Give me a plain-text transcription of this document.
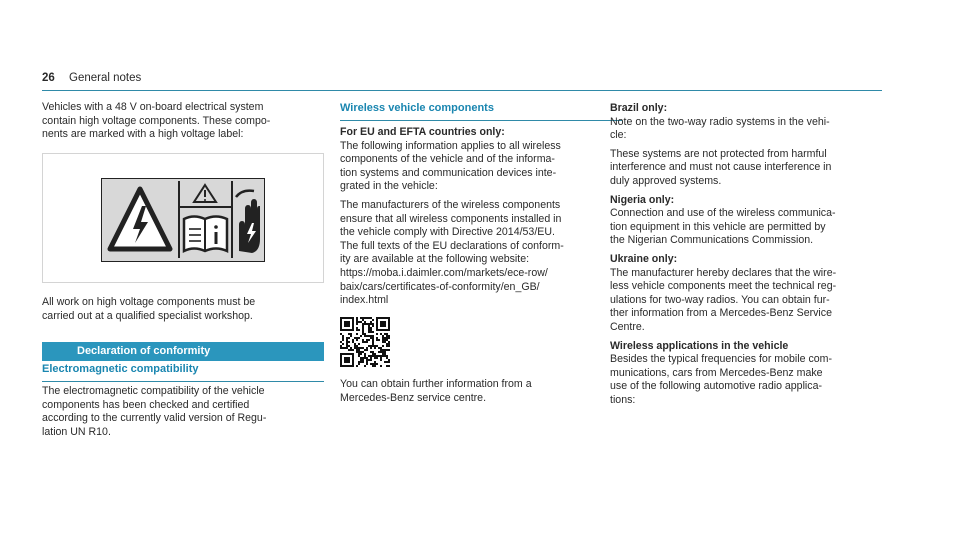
26 General notes

Vehicles with a 48 V on-board electrical system
contain high voltage components. These compo-
nents are marked with a high voltage label:

All work on high voltage components must be
carried out at a qualified specialist workshop.

Declaration of conformity
Electromagnetic compatibility

The electromagnetic compatibility of the vehicle
components has been checked and certified
according to the currently valid version of Regu-
lation UN R10.

Wireless vehicle components
For EU and EFTA countries only:

The following information applies to all wireless
components of the vehicle and of the informa-
tion systems and communication devices inte-
grated in the vehicle:

The manufacturers of the wireless components
ensure that all wireless components installed in
the vehicle comply with Directive 2014/53/EU.
The full texts of the EU declarations of conform-
ity are available at the following website:
https://moba.i.daimler.com/markets/ece-row/
baix/cars/certificates-of-conformity/en_GB/
index.html

You can obtain further information from a
Mercedes-Benz service centre.

Brazil only:

Note on the two-way radio systems in the vehi-
cle:

These systems are not protected from harmful
interference and must not cause interference in
duly approved systems.

Nigeria only:

Connection and use of the wireless communica-
tion equipment in this vehicle are permitted by
the Nigerian Communications Commission.

Ukraine only:

The manufacturer hereby declares that the wire-
less vehicle components meet the technical reg-
ulations for two-way radios. You can obtain fur-
ther information from a Mercedes-Benz Service
Centre.

Wireless applications in the vehicle

Besides the typical frequencies for mobile com-
munications, cars from Mercedes-Benz make
use of the following automotive radio applica-
tions:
..........
Work to do: Write out every entry again word for word, without any of the pictures.

Final answer:
Give me a plain-text transcription of this document.
26 General notes

Vehicles with a 48 V on-board electrical system
contain high voltage components. These compo-
nents are marked with a high voltage label:

All work on high voltage components must be
carried out at a qualified specialist workshop.

Declaration of conformity
Electromagnetic compatibility

The electromagnetic compatibility of the vehicle
components has been checked and certified
according to the currently valid version of Regu-
lation UN R10.

Wireless vehicle components
For EU and EFTA countries only:

The following information applies to all wireless
components of the vehicle and of the informa-
tion systems and communication devices inte-
grated in the vehicle:

The manufacturers of the wireless components
ensure that all wireless components installed in
the vehicle comply with Directive 2014/53/EU.
The full texts of the EU declarations of conform-
ity are available at the following website:
https://moba.i.daimler.com/markets/ece-row/
baix/cars/certificates-of-conformity/en_GB/
index.html

You can obtain further information from a
Mercedes-Benz service centre.

Brazil only:

Note on the two-way radio systems in the vehi-
cle:

These systems are not protected from harmful
interference and must not cause interference in
duly approved systems.

Nigeria only:

Connection and use of the wireless communica-
tion equipment in this vehicle are permitted by
the Nigerian Communications Commission.

Ukraine only:

The manufacturer hereby declares that the wire-
less vehicle components meet the technical reg-
ulations for two-way radios. You can obtain fur-
ther information from a Mercedes-Benz Service
Centre.

Wireless applications in the vehicle

Besides the typical frequencies for mobile com-
munications, cars from Mercedes-Benz make
use of the following automotive radio applica-
tions:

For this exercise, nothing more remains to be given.